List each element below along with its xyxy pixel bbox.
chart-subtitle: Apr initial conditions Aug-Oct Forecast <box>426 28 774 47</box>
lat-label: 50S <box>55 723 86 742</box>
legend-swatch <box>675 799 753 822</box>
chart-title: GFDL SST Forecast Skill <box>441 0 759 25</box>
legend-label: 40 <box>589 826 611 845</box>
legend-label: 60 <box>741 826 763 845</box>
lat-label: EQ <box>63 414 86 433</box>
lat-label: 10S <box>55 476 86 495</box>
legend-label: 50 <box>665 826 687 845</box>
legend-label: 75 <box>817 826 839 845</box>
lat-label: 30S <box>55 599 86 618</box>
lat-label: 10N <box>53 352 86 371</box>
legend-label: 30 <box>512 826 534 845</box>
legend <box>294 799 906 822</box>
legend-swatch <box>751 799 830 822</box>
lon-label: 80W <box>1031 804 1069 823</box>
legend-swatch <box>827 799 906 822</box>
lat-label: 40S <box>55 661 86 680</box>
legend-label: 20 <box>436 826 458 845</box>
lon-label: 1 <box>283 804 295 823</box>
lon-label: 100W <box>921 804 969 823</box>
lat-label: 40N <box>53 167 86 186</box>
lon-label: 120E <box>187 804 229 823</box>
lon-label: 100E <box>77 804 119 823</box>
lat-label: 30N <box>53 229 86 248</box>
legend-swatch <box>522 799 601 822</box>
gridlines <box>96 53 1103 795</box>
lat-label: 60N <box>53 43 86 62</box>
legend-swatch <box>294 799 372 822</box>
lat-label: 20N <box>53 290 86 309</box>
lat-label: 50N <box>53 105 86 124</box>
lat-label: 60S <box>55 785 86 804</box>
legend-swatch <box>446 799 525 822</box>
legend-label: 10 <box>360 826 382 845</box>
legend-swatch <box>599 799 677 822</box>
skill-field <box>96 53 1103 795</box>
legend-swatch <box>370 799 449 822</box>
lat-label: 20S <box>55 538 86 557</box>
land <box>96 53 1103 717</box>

※

Work to be completed:
Repeat the entry above line for line, changing nothing.

Result of this task:
List each element below along with its xyxy pixel bbox.
chart-subtitle: Apr initial conditions Aug-Oct Forecast <box>426 28 774 47</box>
lat-label: 50S <box>55 723 86 742</box>
legend-swatch <box>675 799 753 822</box>
chart-title: GFDL SST Forecast Skill <box>441 0 759 25</box>
legend-label: 40 <box>589 826 611 845</box>
legend-label: 60 <box>741 826 763 845</box>
lat-label: EQ <box>63 414 86 433</box>
lat-label: 10S <box>55 476 86 495</box>
legend-label: 50 <box>665 826 687 845</box>
legend-label: 75 <box>817 826 839 845</box>
lat-label: 30S <box>55 599 86 618</box>
lat-label: 10N <box>53 352 86 371</box>
legend-label: 30 <box>512 826 534 845</box>
legend <box>294 799 906 822</box>
legend-swatch <box>751 799 830 822</box>
lon-label: 80W <box>1031 804 1069 823</box>
legend-swatch <box>827 799 906 822</box>
lat-label: 40S <box>55 661 86 680</box>
legend-label: 20 <box>436 826 458 845</box>
lon-label: 1 <box>283 804 295 823</box>
lon-label: 100W <box>921 804 969 823</box>
lat-label: 40N <box>53 167 86 186</box>
lon-label: 120E <box>187 804 229 823</box>
lon-label: 100E <box>77 804 119 823</box>
lat-label: 30N <box>53 229 86 248</box>
legend-swatch <box>522 799 601 822</box>
gridlines <box>96 53 1103 795</box>
lat-label: 60N <box>53 43 86 62</box>
legend-swatch <box>294 799 372 822</box>
lat-label: 20N <box>53 290 86 309</box>
lat-label: 50N <box>53 105 86 124</box>
lat-label: 60S <box>55 785 86 804</box>
legend-swatch <box>446 799 525 822</box>
legend-label: 10 <box>360 826 382 845</box>
legend-swatch <box>599 799 677 822</box>
skill-field <box>96 53 1103 795</box>
legend-swatch <box>370 799 449 822</box>
lat-label: 20S <box>55 538 86 557</box>
land <box>96 53 1103 717</box>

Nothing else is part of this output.